— Start Records for the exercise —
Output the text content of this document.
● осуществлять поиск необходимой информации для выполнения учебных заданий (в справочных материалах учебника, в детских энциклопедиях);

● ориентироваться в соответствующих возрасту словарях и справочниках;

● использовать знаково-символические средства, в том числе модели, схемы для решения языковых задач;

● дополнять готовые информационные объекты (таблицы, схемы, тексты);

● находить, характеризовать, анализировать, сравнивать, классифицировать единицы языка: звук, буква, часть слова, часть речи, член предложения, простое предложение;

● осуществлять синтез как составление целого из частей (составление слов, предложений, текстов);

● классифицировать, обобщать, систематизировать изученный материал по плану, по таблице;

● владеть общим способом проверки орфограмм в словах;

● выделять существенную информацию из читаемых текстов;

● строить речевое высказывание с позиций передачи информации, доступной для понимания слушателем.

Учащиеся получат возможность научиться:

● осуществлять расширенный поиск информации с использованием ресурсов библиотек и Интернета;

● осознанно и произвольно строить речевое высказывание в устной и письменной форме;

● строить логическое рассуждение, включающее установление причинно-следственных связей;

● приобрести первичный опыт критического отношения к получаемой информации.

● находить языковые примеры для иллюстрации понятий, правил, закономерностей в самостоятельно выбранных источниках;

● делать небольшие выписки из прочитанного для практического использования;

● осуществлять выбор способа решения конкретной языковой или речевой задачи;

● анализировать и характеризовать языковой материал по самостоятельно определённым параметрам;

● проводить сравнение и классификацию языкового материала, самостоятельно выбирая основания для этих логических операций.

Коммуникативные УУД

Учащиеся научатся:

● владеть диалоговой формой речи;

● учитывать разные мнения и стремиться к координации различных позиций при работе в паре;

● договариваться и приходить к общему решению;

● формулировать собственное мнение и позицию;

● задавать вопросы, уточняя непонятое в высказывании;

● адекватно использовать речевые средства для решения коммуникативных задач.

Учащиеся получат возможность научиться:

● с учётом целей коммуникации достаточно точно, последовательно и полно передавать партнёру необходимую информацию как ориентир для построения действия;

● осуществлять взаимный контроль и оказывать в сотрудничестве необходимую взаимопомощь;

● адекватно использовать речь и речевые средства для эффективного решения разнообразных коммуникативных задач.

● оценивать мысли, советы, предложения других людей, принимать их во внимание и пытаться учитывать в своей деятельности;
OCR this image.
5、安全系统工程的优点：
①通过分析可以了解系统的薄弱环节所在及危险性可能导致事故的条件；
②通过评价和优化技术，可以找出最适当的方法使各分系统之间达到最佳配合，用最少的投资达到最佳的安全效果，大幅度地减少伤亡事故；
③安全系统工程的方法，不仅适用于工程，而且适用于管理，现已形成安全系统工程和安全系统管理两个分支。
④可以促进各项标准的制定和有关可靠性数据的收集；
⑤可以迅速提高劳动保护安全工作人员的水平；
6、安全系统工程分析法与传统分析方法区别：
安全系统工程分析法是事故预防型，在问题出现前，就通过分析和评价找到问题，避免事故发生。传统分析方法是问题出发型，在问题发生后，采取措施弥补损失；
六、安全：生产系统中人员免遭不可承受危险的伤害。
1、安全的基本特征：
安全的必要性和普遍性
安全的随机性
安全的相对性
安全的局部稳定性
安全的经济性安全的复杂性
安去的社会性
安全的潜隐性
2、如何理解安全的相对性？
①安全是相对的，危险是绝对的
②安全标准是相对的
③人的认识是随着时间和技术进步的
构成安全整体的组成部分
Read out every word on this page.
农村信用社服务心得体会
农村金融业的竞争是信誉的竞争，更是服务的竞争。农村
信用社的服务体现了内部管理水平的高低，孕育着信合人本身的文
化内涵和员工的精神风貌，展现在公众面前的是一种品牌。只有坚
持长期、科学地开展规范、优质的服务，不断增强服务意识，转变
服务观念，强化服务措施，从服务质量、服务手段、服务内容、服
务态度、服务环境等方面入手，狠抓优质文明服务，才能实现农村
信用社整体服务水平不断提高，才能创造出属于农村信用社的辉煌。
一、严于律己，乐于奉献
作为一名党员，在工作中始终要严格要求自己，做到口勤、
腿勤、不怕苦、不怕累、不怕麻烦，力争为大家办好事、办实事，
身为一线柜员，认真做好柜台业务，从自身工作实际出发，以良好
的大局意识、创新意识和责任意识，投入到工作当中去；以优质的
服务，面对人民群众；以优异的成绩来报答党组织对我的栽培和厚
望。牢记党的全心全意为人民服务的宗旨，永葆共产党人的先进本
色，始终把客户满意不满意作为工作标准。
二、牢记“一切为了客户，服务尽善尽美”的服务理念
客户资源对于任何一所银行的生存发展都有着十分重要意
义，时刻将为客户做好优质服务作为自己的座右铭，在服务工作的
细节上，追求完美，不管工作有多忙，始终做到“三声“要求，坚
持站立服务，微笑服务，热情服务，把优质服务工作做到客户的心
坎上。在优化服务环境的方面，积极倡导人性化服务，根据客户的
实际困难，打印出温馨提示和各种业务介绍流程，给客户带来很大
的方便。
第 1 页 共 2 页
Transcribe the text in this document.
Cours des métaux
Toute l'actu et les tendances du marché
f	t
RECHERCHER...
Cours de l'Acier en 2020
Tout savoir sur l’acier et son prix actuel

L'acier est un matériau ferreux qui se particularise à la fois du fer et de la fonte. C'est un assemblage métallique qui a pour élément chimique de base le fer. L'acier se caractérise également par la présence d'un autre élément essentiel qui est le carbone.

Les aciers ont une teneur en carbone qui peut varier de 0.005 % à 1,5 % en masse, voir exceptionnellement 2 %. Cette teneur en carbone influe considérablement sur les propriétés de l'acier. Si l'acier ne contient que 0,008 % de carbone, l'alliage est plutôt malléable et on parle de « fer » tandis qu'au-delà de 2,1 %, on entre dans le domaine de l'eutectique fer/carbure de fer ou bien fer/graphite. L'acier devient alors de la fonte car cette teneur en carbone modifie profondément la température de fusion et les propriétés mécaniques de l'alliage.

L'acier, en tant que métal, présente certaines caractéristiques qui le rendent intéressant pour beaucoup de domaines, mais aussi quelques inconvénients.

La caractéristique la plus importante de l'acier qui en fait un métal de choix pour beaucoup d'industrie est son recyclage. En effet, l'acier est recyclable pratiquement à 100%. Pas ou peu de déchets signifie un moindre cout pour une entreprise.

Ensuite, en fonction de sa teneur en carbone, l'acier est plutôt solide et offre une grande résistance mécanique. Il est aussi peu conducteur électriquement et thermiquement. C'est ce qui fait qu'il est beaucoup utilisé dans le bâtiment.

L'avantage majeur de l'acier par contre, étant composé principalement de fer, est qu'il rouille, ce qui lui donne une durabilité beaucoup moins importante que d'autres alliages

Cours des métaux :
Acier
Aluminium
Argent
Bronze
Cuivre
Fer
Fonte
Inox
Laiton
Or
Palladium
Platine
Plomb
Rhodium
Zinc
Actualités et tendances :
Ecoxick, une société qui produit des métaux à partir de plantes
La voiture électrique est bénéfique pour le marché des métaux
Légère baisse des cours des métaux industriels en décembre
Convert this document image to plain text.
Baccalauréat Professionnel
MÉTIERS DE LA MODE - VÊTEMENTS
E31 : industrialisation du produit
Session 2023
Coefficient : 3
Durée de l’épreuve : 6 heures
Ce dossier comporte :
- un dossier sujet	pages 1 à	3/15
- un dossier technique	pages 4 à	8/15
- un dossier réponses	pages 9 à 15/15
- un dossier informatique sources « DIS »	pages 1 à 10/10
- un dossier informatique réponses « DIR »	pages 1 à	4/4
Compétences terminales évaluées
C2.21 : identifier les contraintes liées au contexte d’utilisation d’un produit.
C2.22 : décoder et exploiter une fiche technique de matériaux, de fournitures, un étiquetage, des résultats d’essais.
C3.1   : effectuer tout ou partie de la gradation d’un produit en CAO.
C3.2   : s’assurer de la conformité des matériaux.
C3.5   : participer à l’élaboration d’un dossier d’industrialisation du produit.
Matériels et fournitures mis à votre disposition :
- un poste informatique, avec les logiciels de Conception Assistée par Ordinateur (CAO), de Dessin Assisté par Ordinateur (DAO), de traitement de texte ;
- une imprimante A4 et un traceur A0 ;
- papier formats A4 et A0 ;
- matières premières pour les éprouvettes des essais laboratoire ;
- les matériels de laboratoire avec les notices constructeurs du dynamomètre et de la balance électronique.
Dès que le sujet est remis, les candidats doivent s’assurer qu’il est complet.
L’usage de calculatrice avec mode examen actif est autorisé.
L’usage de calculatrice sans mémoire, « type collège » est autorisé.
— End Records for the exercise —
• **What to produce**
Check every line of the listing for the string "речи" and report how many lines have it, as a number alone.

• **Solution to this exercise**
2